— YOUR GOAL —
Every line of the records below should be restated exactly.

[Collected data]
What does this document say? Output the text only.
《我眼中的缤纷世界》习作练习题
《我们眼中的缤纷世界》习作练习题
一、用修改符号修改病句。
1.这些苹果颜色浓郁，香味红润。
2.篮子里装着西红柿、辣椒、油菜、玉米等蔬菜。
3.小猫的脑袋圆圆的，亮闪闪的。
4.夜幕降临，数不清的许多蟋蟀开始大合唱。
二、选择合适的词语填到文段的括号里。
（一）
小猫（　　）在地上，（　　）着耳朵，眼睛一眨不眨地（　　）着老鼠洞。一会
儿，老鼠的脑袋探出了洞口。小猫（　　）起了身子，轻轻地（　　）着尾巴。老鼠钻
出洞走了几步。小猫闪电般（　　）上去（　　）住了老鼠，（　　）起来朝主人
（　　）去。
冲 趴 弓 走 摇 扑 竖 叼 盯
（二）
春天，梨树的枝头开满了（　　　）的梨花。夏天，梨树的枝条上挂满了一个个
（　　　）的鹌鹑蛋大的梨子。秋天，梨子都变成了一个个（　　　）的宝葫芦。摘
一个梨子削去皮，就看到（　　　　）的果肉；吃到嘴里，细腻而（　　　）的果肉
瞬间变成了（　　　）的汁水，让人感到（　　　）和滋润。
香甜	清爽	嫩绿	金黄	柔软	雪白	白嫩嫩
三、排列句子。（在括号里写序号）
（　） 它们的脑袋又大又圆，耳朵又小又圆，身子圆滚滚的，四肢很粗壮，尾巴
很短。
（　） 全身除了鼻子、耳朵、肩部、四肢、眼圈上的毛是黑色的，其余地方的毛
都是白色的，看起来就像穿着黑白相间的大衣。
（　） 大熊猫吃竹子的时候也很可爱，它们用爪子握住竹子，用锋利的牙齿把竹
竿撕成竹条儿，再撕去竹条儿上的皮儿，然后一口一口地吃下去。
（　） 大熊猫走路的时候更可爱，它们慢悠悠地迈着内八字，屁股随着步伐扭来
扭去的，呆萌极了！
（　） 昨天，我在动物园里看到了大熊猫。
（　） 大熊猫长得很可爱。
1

— SOLUTION FOR THIS TASK —
What does this document say? Output the text only.
《我眼中的缤纷世界》习作练习题
《我们眼中的缤纷世界》习作练习题
一、用修改符号修改病句。
1.这些苹果颜色浓郁，香味红润。
2.篮子里装着西红柿、辣椒、油菜、玉米等蔬菜。
3.小猫的脑袋圆圆的，亮闪闪的。
4.夜幕降临，数不清的许多蟋蟀开始大合唱。
二、选择合适的词语填到文段的括号里。
（一）
小猫（　　）在地上，（　　）着耳朵，眼睛一眨不眨地（　　）着老鼠洞。一会
儿，老鼠的脑袋探出了洞口。小猫（　　）起了身子，轻轻地（　　）着尾巴。老鼠钻
出洞走了几步。小猫闪电般（　　）上去（　　）住了老鼠，（　　）起来朝主人
（　　）去。
冲 趴 弓 走 摇 扑 竖 叼 盯
（二）
春天，梨树的枝头开满了（　　　）的梨花。夏天，梨树的枝条上挂满了一个个
（　　　）的鹌鹑蛋大的梨子。秋天，梨子都变成了一个个（　　　）的宝葫芦。摘
一个梨子削去皮，就看到（　　　　）的果肉；吃到嘴里，细腻而（　　　）的果肉
瞬间变成了（　　　）的汁水，让人感到（　　　）和滋润。
香甜	清爽	嫩绿	金黄	柔软	雪白	白嫩嫩
三、排列句子。（在括号里写序号）
（　） 它们的脑袋又大又圆，耳朵又小又圆，身子圆滚滚的，四肢很粗壮，尾巴
很短。
（　） 全身除了鼻子、耳朵、肩部、四肢、眼圈上的毛是黑色的，其余地方的毛
都是白色的，看起来就像穿着黑白相间的大衣。
（　） 大熊猫吃竹子的时候也很可爱，它们用爪子握住竹子，用锋利的牙齿把竹
竿撕成竹条儿，再撕去竹条儿上的皮儿，然后一口一口地吃下去。
（　） 大熊猫走路的时候更可爱，它们慢悠悠地迈着内八字，屁股随着步伐扭来
扭去的，呆萌极了！
（　） 昨天，我在动物园里看到了大熊猫。
（　） 大熊猫长得很可爱。
1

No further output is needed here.